* START *

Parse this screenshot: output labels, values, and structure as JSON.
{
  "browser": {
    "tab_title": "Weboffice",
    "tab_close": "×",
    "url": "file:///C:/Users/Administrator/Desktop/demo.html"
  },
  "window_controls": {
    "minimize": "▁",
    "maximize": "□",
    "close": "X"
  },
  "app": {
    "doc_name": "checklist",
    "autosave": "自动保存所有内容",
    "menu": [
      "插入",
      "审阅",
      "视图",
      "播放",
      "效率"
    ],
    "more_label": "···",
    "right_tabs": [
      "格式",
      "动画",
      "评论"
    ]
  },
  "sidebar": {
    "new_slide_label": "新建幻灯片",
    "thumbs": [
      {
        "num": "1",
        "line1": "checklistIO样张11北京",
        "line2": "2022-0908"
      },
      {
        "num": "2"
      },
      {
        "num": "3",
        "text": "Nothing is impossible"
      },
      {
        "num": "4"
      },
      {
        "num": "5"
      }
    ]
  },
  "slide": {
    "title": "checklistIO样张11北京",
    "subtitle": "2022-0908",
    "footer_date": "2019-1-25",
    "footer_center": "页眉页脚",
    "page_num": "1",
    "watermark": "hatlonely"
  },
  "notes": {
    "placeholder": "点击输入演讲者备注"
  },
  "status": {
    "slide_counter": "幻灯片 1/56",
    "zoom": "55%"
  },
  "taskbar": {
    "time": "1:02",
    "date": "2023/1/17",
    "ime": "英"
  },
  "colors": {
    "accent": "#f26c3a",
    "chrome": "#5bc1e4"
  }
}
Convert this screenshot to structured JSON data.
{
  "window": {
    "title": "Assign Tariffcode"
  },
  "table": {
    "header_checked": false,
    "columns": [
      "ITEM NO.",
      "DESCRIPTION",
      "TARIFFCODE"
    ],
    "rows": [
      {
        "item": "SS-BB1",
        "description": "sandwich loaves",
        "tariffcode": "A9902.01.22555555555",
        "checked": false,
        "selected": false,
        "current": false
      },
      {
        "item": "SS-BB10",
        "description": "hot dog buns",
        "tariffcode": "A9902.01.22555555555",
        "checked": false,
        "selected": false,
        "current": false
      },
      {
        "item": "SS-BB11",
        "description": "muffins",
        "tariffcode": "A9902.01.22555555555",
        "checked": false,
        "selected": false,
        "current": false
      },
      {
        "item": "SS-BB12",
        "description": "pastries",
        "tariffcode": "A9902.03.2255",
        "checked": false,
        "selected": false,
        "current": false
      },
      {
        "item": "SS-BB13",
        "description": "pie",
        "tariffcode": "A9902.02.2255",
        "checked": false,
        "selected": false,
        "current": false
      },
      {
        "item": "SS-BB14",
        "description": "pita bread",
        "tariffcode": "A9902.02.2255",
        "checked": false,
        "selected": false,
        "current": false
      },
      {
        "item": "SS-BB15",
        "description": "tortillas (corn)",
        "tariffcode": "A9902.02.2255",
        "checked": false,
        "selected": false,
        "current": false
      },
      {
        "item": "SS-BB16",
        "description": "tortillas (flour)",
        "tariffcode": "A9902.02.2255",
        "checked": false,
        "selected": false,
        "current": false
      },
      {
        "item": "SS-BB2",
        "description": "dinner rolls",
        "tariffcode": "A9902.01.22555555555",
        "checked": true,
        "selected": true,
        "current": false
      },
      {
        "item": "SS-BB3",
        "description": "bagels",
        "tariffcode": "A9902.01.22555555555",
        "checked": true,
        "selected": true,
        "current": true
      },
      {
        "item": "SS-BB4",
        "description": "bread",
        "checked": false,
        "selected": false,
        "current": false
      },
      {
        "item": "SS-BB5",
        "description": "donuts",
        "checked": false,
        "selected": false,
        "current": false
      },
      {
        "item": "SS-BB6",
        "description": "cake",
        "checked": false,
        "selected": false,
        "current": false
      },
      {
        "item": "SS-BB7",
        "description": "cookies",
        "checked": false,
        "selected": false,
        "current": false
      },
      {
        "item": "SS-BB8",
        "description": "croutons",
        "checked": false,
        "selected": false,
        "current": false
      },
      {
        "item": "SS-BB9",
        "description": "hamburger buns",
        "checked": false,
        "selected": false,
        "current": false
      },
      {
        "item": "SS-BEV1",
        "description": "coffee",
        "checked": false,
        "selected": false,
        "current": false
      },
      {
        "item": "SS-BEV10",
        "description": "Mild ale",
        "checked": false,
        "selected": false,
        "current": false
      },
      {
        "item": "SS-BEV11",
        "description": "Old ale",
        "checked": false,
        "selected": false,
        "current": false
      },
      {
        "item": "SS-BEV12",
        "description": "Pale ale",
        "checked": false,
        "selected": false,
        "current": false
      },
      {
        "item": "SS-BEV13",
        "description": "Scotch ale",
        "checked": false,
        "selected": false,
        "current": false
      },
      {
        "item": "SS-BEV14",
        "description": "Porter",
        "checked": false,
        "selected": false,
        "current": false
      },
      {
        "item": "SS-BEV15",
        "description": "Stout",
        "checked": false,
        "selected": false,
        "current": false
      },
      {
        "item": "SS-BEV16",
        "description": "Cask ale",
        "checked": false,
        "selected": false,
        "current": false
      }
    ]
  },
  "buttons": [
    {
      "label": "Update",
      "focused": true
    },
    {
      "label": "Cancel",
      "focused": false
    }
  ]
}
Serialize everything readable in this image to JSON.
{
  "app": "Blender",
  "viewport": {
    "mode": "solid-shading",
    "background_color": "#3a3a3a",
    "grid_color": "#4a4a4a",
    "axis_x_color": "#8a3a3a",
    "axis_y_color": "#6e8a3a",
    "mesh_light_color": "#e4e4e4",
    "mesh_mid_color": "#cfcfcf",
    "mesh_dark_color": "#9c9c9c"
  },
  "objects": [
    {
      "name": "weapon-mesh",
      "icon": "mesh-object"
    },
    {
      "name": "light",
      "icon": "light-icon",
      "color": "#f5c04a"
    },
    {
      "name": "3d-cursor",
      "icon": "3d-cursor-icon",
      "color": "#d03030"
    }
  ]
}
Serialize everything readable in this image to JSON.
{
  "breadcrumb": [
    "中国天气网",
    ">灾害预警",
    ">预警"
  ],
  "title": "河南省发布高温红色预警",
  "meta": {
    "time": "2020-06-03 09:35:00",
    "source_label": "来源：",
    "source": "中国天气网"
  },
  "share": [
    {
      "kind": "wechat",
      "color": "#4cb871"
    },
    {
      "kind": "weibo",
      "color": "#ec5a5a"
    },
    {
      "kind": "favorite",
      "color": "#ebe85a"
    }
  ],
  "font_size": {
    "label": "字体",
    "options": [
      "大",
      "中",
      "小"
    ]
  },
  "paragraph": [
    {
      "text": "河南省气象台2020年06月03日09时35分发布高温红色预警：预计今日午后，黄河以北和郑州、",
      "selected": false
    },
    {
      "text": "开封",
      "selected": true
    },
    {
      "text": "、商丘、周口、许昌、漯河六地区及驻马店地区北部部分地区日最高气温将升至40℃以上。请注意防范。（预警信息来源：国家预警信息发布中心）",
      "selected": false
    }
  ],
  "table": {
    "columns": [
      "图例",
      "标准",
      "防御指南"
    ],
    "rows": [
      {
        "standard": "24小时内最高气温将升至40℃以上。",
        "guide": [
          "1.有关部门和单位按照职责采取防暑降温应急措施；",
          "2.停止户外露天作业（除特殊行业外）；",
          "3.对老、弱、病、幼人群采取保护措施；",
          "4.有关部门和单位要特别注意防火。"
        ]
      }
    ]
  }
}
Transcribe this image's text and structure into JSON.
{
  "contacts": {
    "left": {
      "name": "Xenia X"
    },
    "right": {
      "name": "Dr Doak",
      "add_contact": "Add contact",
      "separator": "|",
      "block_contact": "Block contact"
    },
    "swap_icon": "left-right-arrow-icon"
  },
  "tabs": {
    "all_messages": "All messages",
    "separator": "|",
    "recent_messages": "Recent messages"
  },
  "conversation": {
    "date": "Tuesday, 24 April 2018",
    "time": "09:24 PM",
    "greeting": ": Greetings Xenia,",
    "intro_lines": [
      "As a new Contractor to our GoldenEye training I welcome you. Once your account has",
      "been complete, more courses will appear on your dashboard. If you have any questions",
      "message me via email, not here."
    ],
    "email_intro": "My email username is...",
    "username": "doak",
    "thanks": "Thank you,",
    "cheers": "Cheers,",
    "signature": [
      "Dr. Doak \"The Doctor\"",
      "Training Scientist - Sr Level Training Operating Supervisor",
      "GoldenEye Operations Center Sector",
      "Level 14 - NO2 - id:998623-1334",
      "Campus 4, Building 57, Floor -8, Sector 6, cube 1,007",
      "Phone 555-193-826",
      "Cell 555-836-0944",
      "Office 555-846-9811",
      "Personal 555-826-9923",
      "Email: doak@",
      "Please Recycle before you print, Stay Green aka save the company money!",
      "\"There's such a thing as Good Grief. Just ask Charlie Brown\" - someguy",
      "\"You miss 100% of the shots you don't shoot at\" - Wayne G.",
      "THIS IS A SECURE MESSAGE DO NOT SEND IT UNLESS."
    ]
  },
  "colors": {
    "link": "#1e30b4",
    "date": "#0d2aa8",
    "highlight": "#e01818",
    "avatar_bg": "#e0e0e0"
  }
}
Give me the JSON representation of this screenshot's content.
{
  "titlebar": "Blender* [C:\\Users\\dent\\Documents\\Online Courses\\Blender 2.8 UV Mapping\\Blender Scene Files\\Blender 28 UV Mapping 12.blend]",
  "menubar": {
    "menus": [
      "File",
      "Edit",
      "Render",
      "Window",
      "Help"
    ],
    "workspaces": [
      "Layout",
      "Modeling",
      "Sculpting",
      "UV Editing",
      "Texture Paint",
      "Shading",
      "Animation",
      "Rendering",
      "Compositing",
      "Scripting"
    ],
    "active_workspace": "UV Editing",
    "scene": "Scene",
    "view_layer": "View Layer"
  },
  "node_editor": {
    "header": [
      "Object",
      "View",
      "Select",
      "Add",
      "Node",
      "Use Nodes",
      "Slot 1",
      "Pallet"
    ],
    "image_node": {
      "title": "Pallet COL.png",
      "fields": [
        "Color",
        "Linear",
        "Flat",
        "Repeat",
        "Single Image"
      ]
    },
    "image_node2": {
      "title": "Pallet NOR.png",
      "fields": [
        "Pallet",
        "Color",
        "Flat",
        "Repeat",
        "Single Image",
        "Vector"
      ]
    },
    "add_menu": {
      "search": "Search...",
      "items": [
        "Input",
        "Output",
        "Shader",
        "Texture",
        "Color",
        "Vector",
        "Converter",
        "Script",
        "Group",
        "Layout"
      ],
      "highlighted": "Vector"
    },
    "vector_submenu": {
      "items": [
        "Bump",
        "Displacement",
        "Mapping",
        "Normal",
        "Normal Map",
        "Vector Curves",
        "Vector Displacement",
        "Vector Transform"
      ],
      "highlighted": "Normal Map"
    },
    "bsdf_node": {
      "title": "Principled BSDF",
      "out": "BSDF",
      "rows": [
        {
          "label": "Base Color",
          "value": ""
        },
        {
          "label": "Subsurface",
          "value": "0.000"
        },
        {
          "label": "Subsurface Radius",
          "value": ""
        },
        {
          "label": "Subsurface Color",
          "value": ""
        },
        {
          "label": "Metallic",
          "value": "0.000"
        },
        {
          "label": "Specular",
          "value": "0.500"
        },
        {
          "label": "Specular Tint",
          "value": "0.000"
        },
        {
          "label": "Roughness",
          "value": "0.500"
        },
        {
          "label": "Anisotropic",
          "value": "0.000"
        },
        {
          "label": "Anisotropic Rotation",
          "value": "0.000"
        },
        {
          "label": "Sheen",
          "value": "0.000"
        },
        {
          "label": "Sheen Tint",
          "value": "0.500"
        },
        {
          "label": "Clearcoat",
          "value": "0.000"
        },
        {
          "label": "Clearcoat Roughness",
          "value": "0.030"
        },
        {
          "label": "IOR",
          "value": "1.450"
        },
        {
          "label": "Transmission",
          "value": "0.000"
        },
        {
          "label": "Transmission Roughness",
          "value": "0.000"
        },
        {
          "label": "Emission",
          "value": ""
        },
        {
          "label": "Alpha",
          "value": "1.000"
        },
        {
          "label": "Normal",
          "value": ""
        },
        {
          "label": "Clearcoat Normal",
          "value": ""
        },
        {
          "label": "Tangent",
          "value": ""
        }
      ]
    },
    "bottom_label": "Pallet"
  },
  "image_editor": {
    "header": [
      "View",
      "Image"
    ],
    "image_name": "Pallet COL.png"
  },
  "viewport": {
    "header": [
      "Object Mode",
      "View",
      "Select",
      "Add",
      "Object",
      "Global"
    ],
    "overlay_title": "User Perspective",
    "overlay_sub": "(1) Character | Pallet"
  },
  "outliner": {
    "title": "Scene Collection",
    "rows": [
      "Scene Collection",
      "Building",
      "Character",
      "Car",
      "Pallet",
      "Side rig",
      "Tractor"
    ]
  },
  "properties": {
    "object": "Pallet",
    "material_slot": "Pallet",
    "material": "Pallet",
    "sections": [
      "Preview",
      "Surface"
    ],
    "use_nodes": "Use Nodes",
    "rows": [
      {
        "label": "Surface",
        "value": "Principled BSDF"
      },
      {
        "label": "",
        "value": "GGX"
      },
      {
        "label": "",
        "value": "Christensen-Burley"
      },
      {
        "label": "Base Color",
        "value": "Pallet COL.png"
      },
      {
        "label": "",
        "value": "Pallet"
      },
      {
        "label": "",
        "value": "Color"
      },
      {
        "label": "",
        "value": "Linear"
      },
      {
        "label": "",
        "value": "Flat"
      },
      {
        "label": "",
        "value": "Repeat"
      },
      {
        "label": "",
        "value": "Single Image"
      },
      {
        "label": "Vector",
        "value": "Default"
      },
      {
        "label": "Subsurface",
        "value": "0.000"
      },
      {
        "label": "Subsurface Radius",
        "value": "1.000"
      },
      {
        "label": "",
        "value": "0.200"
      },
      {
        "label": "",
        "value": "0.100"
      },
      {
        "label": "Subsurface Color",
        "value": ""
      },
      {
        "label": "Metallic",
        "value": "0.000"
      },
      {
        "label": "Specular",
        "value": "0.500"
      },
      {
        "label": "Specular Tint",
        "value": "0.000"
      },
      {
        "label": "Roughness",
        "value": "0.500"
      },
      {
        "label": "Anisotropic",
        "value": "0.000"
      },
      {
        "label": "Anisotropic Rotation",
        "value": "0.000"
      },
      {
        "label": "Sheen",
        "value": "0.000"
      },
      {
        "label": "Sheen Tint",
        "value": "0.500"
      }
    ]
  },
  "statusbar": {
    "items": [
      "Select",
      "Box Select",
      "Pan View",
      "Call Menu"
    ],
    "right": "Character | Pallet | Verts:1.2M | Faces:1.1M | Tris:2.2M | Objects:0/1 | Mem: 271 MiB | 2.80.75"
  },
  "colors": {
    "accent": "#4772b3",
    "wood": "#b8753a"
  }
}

* END *

TASK BRIEF:
Check each line of the records above for the word "Collection", then give the number of lines that have it, with no other words.

EXERCISE ANSWER:
2